Dataset items
════

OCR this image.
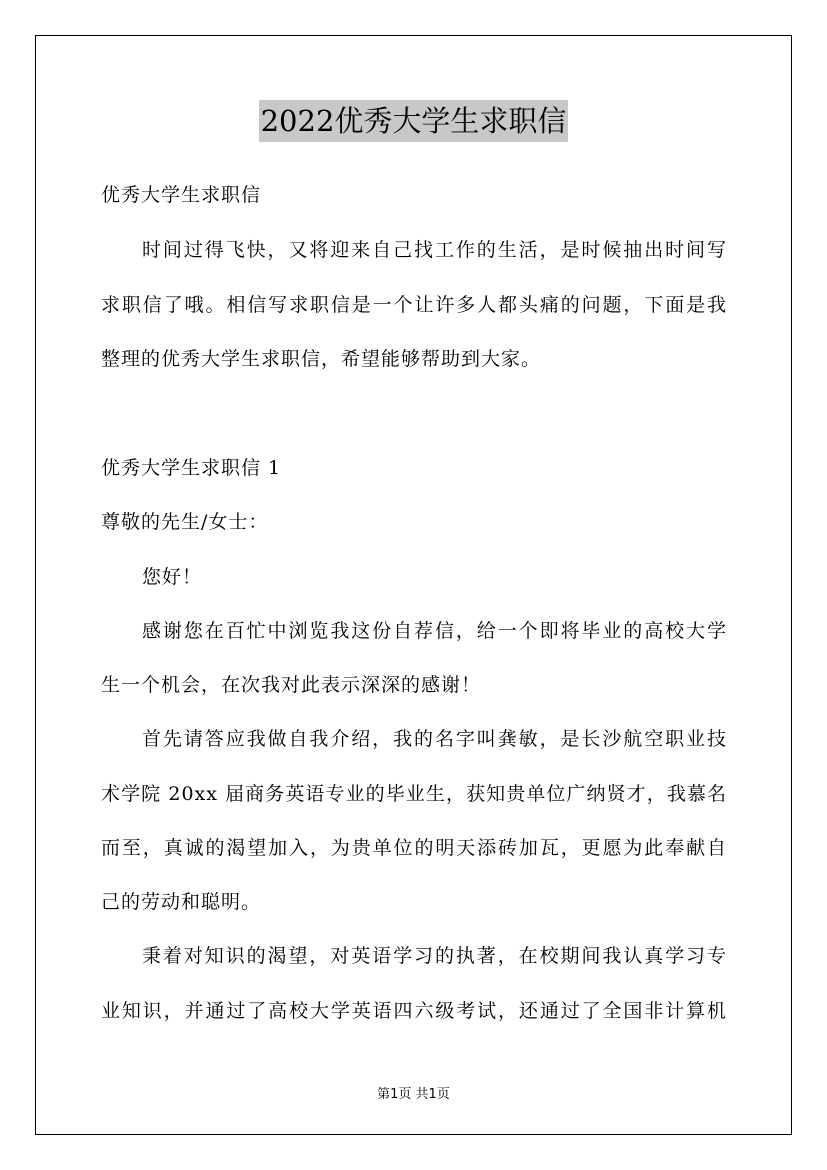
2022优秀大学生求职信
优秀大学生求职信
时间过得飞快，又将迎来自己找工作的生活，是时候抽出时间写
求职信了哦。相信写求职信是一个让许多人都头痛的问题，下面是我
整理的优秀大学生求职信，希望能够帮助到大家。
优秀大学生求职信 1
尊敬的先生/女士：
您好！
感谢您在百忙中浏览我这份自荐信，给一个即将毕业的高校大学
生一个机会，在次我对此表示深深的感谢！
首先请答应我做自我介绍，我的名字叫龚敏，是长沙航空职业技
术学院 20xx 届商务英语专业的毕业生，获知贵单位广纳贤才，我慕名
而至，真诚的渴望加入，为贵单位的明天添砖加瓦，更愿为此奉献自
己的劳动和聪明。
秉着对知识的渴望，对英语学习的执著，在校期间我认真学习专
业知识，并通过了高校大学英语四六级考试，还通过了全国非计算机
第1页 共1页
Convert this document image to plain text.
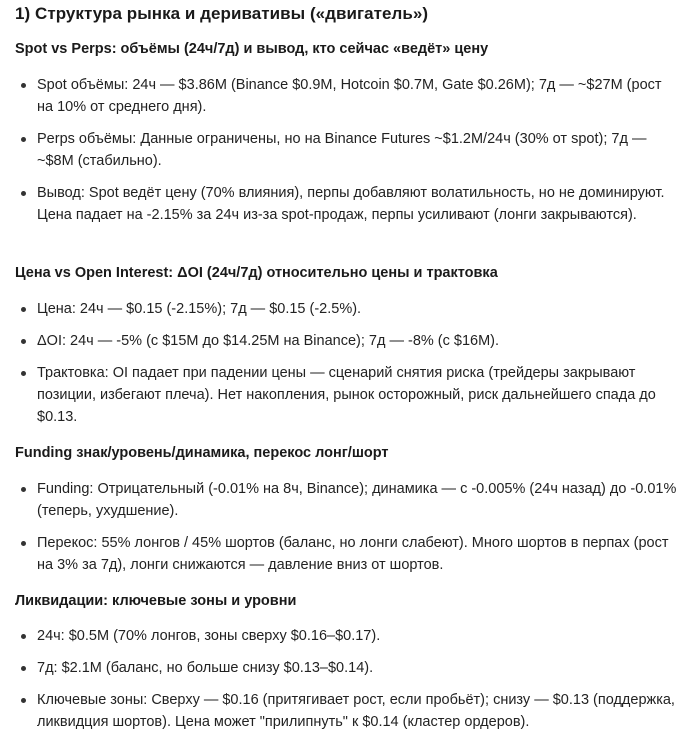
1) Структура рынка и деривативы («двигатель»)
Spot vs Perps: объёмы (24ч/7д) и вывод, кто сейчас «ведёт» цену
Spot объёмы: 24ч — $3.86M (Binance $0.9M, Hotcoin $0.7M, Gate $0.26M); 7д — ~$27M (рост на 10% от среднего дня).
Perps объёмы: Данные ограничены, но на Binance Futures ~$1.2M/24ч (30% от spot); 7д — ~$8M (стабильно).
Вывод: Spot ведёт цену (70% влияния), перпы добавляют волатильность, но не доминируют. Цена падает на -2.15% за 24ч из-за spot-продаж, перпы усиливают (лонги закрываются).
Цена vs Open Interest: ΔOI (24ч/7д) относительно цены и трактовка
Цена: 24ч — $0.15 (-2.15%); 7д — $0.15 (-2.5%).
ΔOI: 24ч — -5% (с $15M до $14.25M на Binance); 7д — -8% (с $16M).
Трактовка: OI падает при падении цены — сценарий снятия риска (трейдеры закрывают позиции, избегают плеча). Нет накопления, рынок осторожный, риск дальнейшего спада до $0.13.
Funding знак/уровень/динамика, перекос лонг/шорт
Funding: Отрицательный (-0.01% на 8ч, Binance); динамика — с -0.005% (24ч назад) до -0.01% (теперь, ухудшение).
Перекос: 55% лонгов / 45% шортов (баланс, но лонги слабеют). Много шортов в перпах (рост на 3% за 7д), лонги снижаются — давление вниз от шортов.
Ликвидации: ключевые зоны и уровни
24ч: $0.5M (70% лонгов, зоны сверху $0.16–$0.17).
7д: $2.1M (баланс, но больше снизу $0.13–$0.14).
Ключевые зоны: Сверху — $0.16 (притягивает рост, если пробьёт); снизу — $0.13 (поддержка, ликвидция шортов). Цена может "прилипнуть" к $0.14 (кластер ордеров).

════

=== Your instructions ===
Here the job is to quote the lines from the one with "Convert this document image to plain text." through the end of the material, both included, exactly; please skip the pictures.

=== Result for this exercise ===
Convert this document image to plain text.
1) Структура рынка и деривативы («двигатель»)
Spot vs Perps: объёмы (24ч/7д) и вывод, кто сейчас «ведёт» цену
Spot объёмы: 24ч — $3.86M (Binance $0.9M, Hotcoin $0.7M, Gate $0.26M); 7д — ~$27M (рост на 10% от среднего дня).
Perps объёмы: Данные ограничены, но на Binance Futures ~$1.2M/24ч (30% от spot); 7д — ~$8M (стабильно).
Вывод: Spot ведёт цену (70% влияния), перпы добавляют волатильность, но не доминируют. Цена падает на -2.15% за 24ч из-за spot-продаж, перпы усиливают (лонги закрываются).
Цена vs Open Interest: ΔOI (24ч/7д) относительно цены и трактовка
Цена: 24ч — $0.15 (-2.15%); 7д — $0.15 (-2.5%).
ΔOI: 24ч — -5% (с $15M до $14.25M на Binance); 7д — -8% (с $16M).
Трактовка: OI падает при падении цены — сценарий снятия риска (трейдеры закрывают позиции, избегают плеча). Нет накопления, рынок осторожный, риск дальнейшего спада до $0.13.
Funding знак/уровень/динамика, перекос лонг/шорт
Funding: Отрицательный (-0.01% на 8ч, Binance); динамика — с -0.005% (24ч назад) до -0.01% (теперь, ухудшение).
Перекос: 55% лонгов / 45% шортов (баланс, но лонги слабеют). Много шортов в перпах (рост на 3% за 7д), лонги снижаются — давление вниз от шортов.
Ликвидации: ключевые зоны и уровни
24ч: $0.5M (70% лонгов, зоны сверху $0.16–$0.17).
7д: $2.1M (баланс, но больше снизу $0.13–$0.14).
Ключевые зоны: Сверху — $0.16 (притягивает рост, если пробьёт); снизу — $0.13 (поддержка, ликвидция шортов). Цена может "прилипнуть" к $0.14 (кластер ордеров).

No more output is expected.